> [SHORT TASK]: Below is a block of records. Copy every line in it that contains the word "année".

> [DATA]:
══════════════════════════════

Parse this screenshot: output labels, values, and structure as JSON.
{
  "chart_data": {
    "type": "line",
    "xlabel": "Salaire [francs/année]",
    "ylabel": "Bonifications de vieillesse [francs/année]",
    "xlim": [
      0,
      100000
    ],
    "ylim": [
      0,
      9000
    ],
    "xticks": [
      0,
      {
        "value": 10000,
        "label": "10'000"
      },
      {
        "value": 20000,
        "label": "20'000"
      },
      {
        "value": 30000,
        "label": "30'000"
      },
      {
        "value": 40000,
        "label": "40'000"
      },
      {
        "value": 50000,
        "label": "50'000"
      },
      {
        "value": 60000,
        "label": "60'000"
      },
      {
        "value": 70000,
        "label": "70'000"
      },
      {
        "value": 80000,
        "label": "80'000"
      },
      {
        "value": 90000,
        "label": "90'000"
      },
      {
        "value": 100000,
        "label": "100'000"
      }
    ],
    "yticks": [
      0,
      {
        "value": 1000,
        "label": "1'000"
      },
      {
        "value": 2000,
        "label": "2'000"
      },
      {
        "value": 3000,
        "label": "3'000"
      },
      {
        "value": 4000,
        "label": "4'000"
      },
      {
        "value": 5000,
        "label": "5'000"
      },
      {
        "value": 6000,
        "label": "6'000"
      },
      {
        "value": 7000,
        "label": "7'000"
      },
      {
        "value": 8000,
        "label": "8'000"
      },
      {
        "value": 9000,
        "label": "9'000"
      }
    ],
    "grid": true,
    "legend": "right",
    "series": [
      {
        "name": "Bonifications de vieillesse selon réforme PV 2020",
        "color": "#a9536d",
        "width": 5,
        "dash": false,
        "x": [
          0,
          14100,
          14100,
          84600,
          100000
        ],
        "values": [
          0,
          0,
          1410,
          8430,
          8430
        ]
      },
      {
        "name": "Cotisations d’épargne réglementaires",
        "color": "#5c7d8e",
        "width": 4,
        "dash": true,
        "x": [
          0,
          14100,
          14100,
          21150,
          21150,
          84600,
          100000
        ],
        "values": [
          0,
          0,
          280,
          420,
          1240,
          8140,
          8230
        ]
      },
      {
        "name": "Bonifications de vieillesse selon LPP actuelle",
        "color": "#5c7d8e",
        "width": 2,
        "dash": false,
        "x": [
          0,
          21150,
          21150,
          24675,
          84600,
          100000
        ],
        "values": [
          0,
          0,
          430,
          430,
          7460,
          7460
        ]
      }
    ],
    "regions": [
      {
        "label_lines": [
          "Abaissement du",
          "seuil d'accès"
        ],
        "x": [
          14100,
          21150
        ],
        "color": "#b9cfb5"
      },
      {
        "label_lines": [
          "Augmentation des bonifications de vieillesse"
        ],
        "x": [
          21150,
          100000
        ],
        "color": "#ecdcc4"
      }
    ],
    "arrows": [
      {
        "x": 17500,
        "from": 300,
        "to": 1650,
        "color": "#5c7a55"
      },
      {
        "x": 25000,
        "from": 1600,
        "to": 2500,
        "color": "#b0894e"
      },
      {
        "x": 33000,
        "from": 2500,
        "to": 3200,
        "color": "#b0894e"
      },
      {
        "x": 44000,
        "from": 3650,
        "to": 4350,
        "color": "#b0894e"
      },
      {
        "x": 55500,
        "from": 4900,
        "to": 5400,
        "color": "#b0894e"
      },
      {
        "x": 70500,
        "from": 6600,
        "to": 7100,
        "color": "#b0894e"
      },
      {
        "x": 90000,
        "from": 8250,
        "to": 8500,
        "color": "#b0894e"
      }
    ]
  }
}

══════════════════════════════

> [EXERCISE OUTPUT]:
    "xlabel": "Salaire [francs/année]",
    "ylabel": "Bonifications de vieillesse [francs/année]",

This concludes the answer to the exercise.